**Working data:**
-- BEGIN --
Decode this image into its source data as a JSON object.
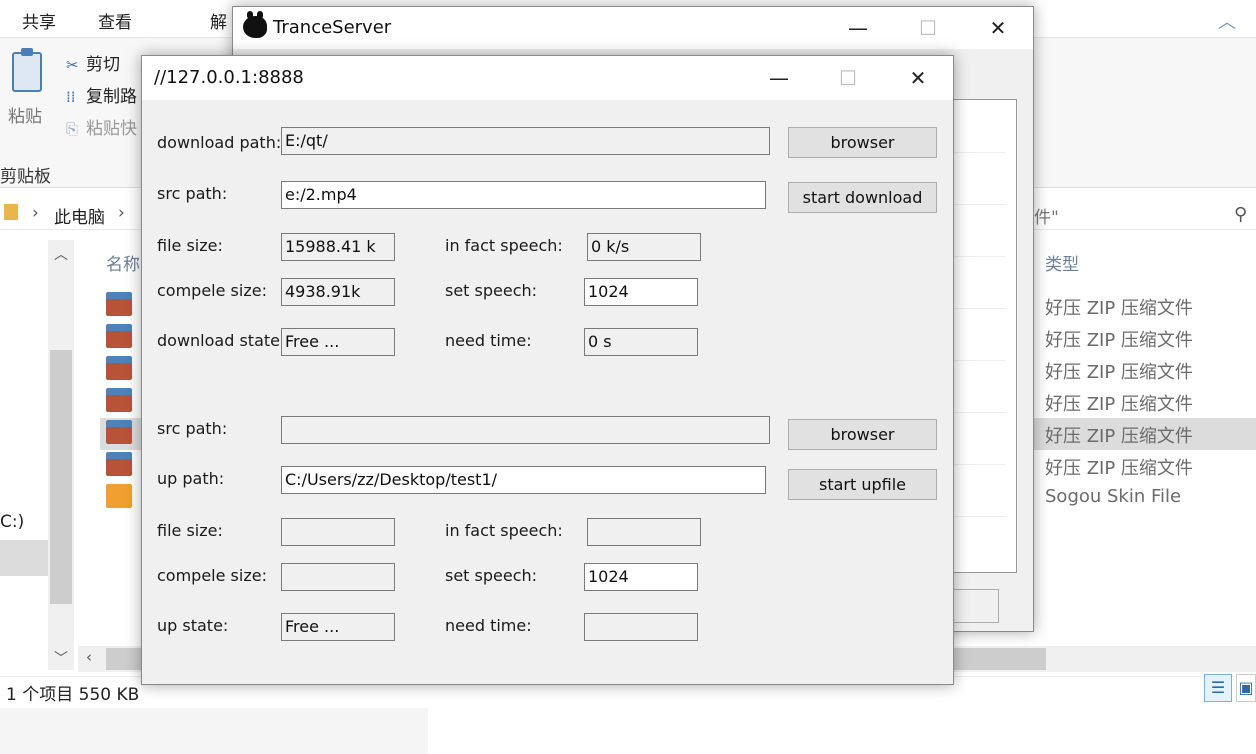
{
  "explorer": {
    "ribbon_tabs": [
      "共享",
      "查看",
      "解"
    ],
    "clipboard": {
      "paste_label": "粘贴",
      "cut_label": "剪切",
      "copy_path_label": "复制路",
      "paste_shortcut_label": "粘贴快",
      "group_label": "剪贴板"
    },
    "address": {
      "crumb1": "此电脑",
      "sep": "›",
      "search_suffix": "件\""
    },
    "columns": {
      "name": "名称",
      "type": "类型"
    },
    "drive_label": "C:)",
    "file_types": [
      "好压 ZIP 压缩文件",
      "好压 ZIP 压缩文件",
      "好压 ZIP 压缩文件",
      "好压 ZIP 压缩文件",
      "好压 ZIP 压缩文件",
      "好压 ZIP 压缩文件",
      "Sogou Skin File"
    ],
    "status": "1 个项目   550 KB",
    "icons": {
      "collapse": "chevron-up-icon",
      "search": "search-icon",
      "details_view": "details-view-icon",
      "large_view": "large-icons-view-icon"
    }
  },
  "trance_window": {
    "title": "TranceServer",
    "controls": {
      "minimize": "—",
      "maximize": "☐",
      "close": "✕"
    }
  },
  "main_window": {
    "title": "//127.0.0.1:8888",
    "controls": {
      "minimize": "—",
      "maximize": "☐",
      "close": "✕"
    },
    "download": {
      "download_path_label": "download path:",
      "download_path_value": "E:/qt/",
      "browser_button": "browser",
      "src_path_label": "src path:",
      "src_path_value": "e:/2.mp4",
      "start_download_button": "start download",
      "file_size_label": "file size:",
      "file_size_value": "15988.41 k",
      "in_fact_speech_label": "in fact speech:",
      "in_fact_speech_value": "0 k/s",
      "compele_size_label": "compele size:",
      "compele_size_value": "4938.91k",
      "set_speech_label": "set speech:",
      "set_speech_value": "1024",
      "state_label": "download state:",
      "state_value": "Free ...",
      "need_time_label": "need time:",
      "need_time_value": "0 s"
    },
    "upload": {
      "src_path_label": "src path:",
      "src_path_value": "",
      "browser_button": "browser",
      "up_path_label": "up path:",
      "up_path_value": "C:/Users/zz/Desktop/test1/",
      "start_upfile_button": "start upfile",
      "file_size_label": "file size:",
      "file_size_value": "",
      "in_fact_speech_label": "in fact speech:",
      "in_fact_speech_value": "",
      "compele_size_label": "compele size:",
      "compele_size_value": "",
      "set_speech_label": "set speech:",
      "set_speech_value": "1024",
      "state_label": "up state:",
      "state_value": "Free ...",
      "need_time_label": "need time:",
      "need_time_value": ""
    }
  }
}
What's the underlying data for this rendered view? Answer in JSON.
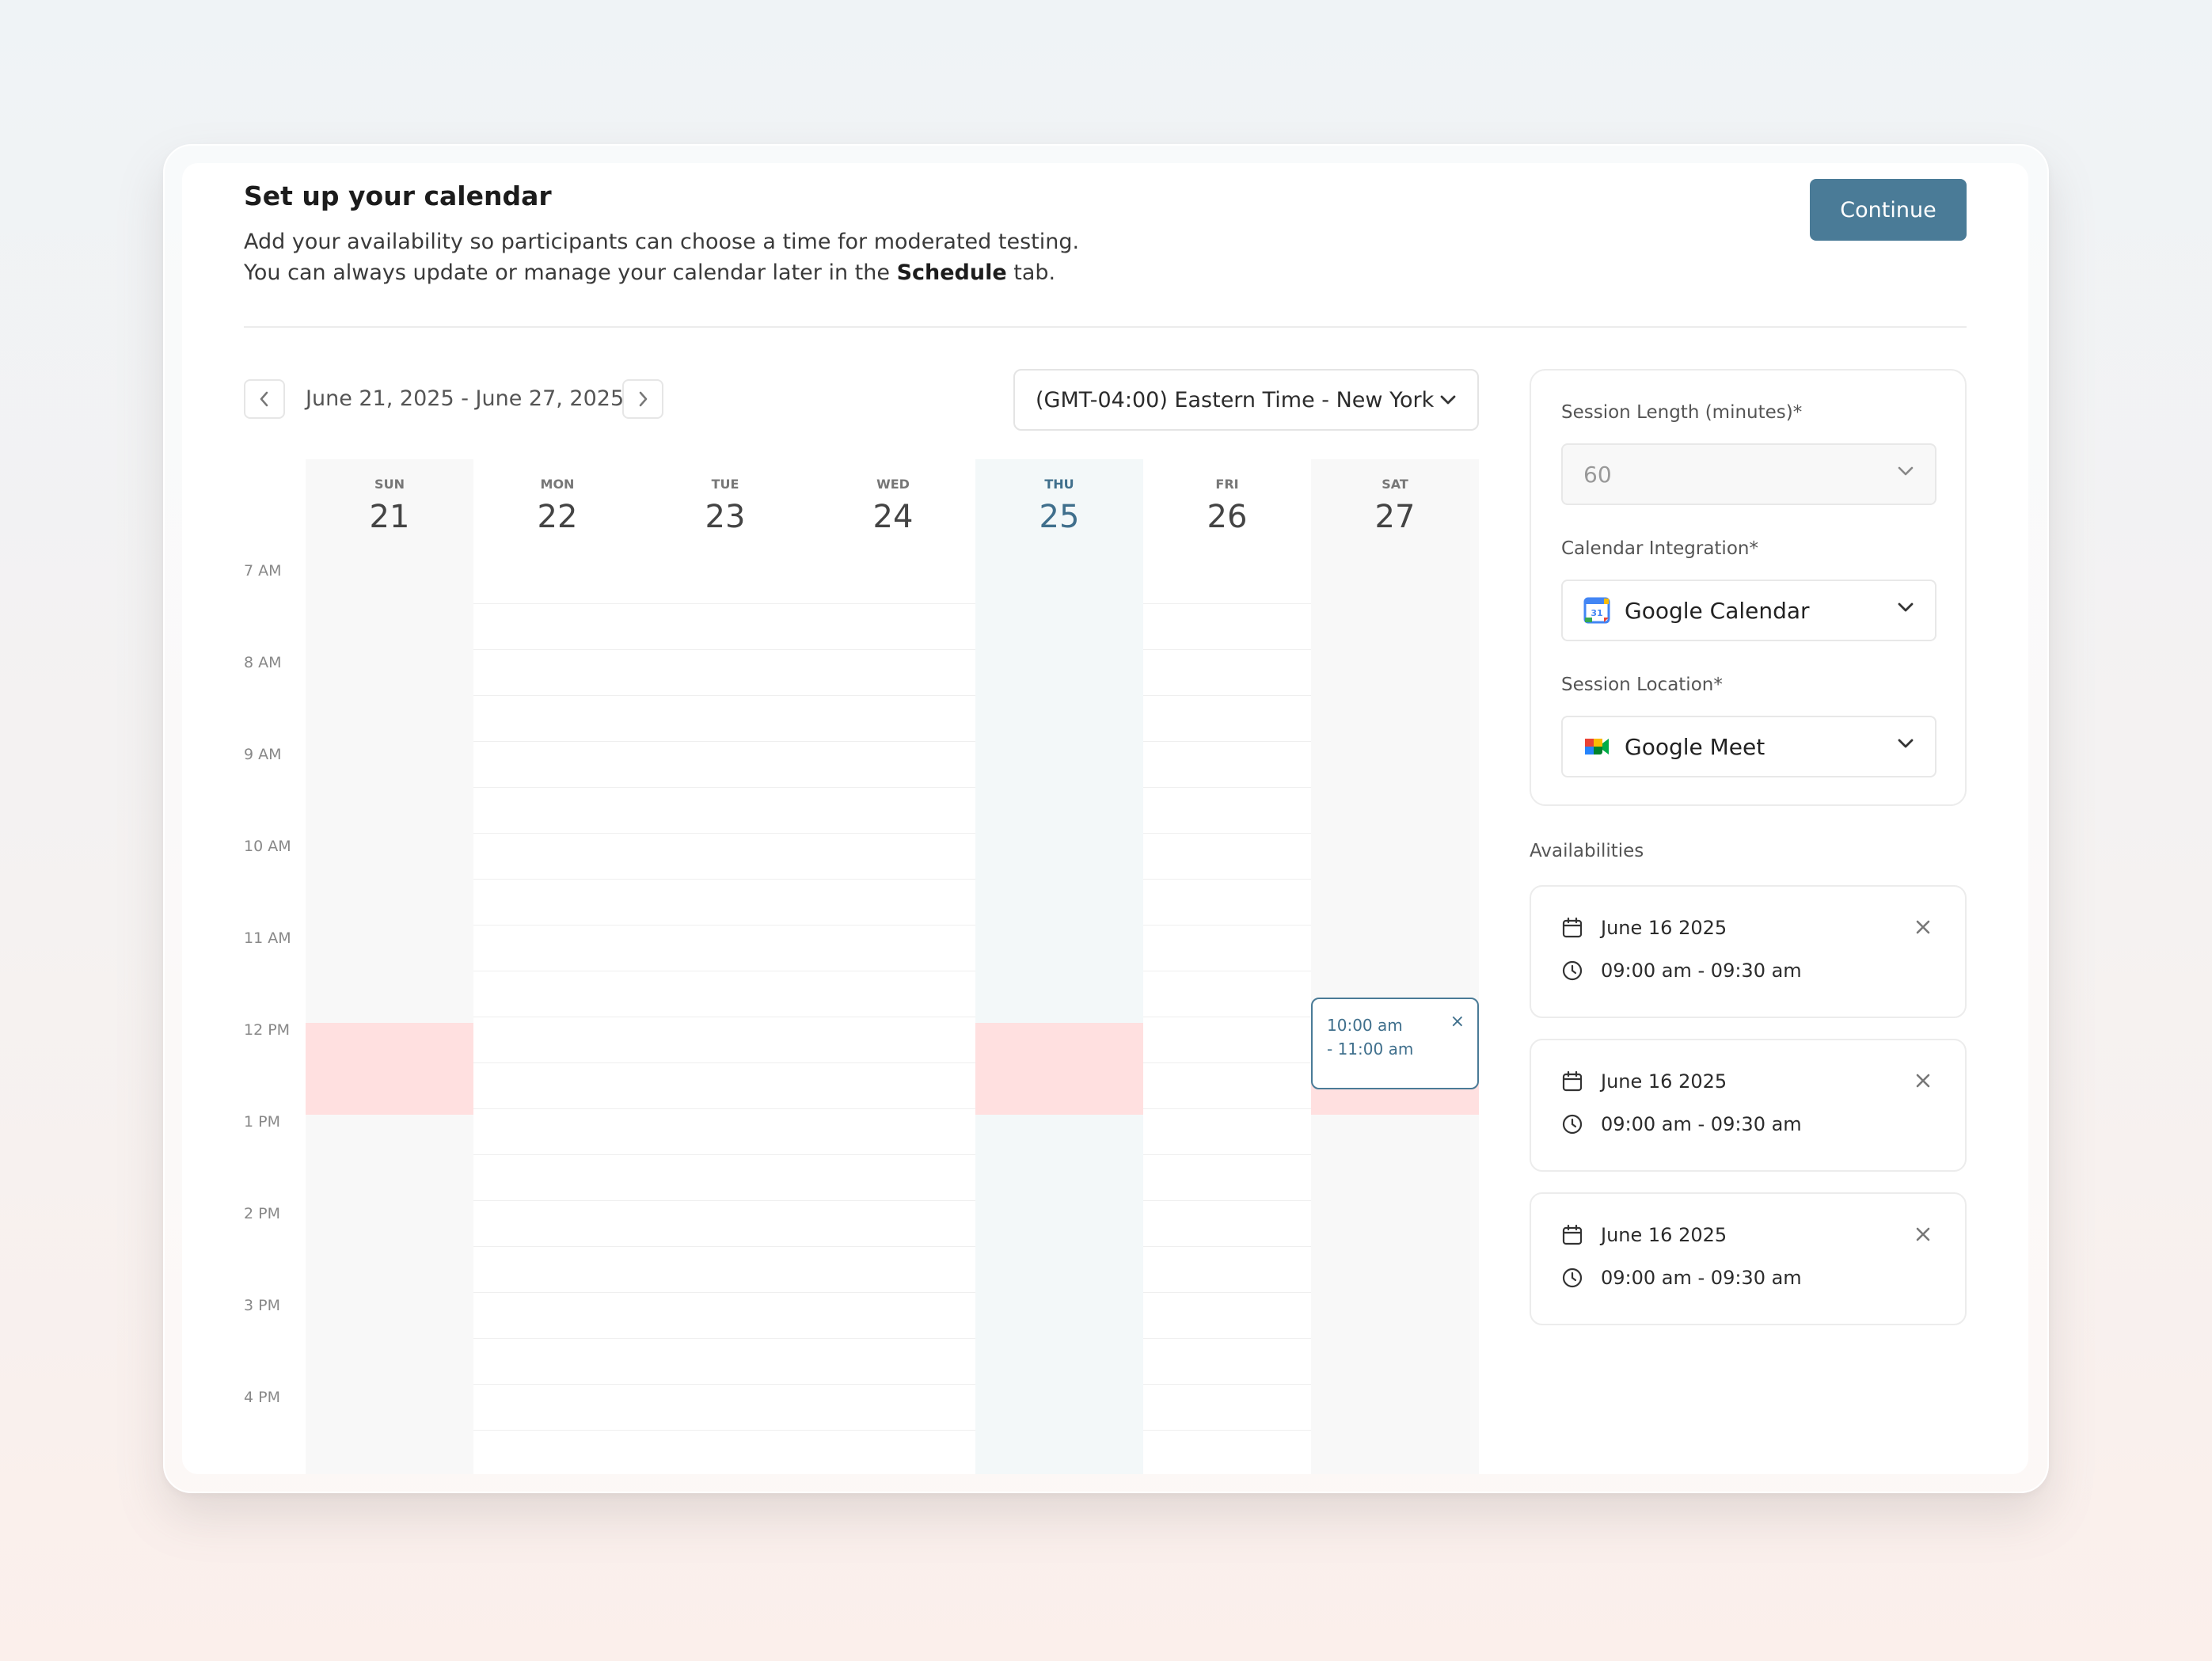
-- END --
**Short problem:** Copy each line in full and exactly, omitting any picture.

**Exercise answer:**
Decode this image into its source data as a JSON object.
{
  "explorer": {
    "ribbon_tabs": [
      "共享",
      "查看",
      "解"
    ],
    "clipboard": {
      "paste_label": "粘贴",
      "cut_label": "剪切",
      "copy_path_label": "复制路",
      "paste_shortcut_label": "粘贴快",
      "group_label": "剪贴板"
    },
    "address": {
      "crumb1": "此电脑",
      "sep": "›",
      "search_suffix": "件\""
    },
    "columns": {
      "name": "名称",
      "type": "类型"
    },
    "drive_label": "C:)",
    "file_types": [
      "好压 ZIP 压缩文件",
      "好压 ZIP 压缩文件",
      "好压 ZIP 压缩文件",
      "好压 ZIP 压缩文件",
      "好压 ZIP 压缩文件",
      "好压 ZIP 压缩文件",
      "Sogou Skin File"
    ],
    "status": "1 个项目   550 KB",
    "icons": {
      "collapse": "chevron-up-icon",
      "search": "search-icon",
      "details_view": "details-view-icon",
      "large_view": "large-icons-view-icon"
    }
  },
  "trance_window": {
    "title": "TranceServer",
    "controls": {
      "minimize": "—",
      "maximize": "☐",
      "close": "✕"
    }
  },
  "main_window": {
    "title": "//127.0.0.1:8888",
    "controls": {
      "minimize": "—",
      "maximize": "☐",
      "close": "✕"
    },
    "download": {
      "download_path_label": "download path:",
      "download_path_value": "E:/qt/",
      "browser_button": "browser",
      "src_path_label": "src path:",
      "src_path_value": "e:/2.mp4",
      "start_download_button": "start download",
      "file_size_label": "file size:",
      "file_size_value": "15988.41 k",
      "in_fact_speech_label": "in fact speech:",
      "in_fact_speech_value": "0 k/s",
      "compele_size_label": "compele size:",
      "compele_size_value": "4938.91k",
      "set_speech_label": "set speech:",
      "set_speech_value": "1024",
      "state_label": "download state:",
      "state_value": "Free ...",
      "need_time_label": "need time:",
      "need_time_value": "0 s"
    },
    "upload": {
      "src_path_label": "src path:",
      "src_path_value": "",
      "browser_button": "browser",
      "up_path_label": "up path:",
      "up_path_value": "C:/Users/zz/Desktop/test1/",
      "start_upfile_button": "start upfile",
      "file_size_label": "file size:",
      "file_size_value": "",
      "in_fact_speech_label": "in fact speech:",
      "in_fact_speech_value": "",
      "compele_size_label": "compele size:",
      "compele_size_value": "",
      "set_speech_label": "set speech:",
      "set_speech_value": "1024",
      "state_label": "up state:",
      "state_value": "Free ...",
      "need_time_label": "need time:",
      "need_time_value": ""
    }
  }
}
What's the underlying data for this rendered view? Answer in JSON.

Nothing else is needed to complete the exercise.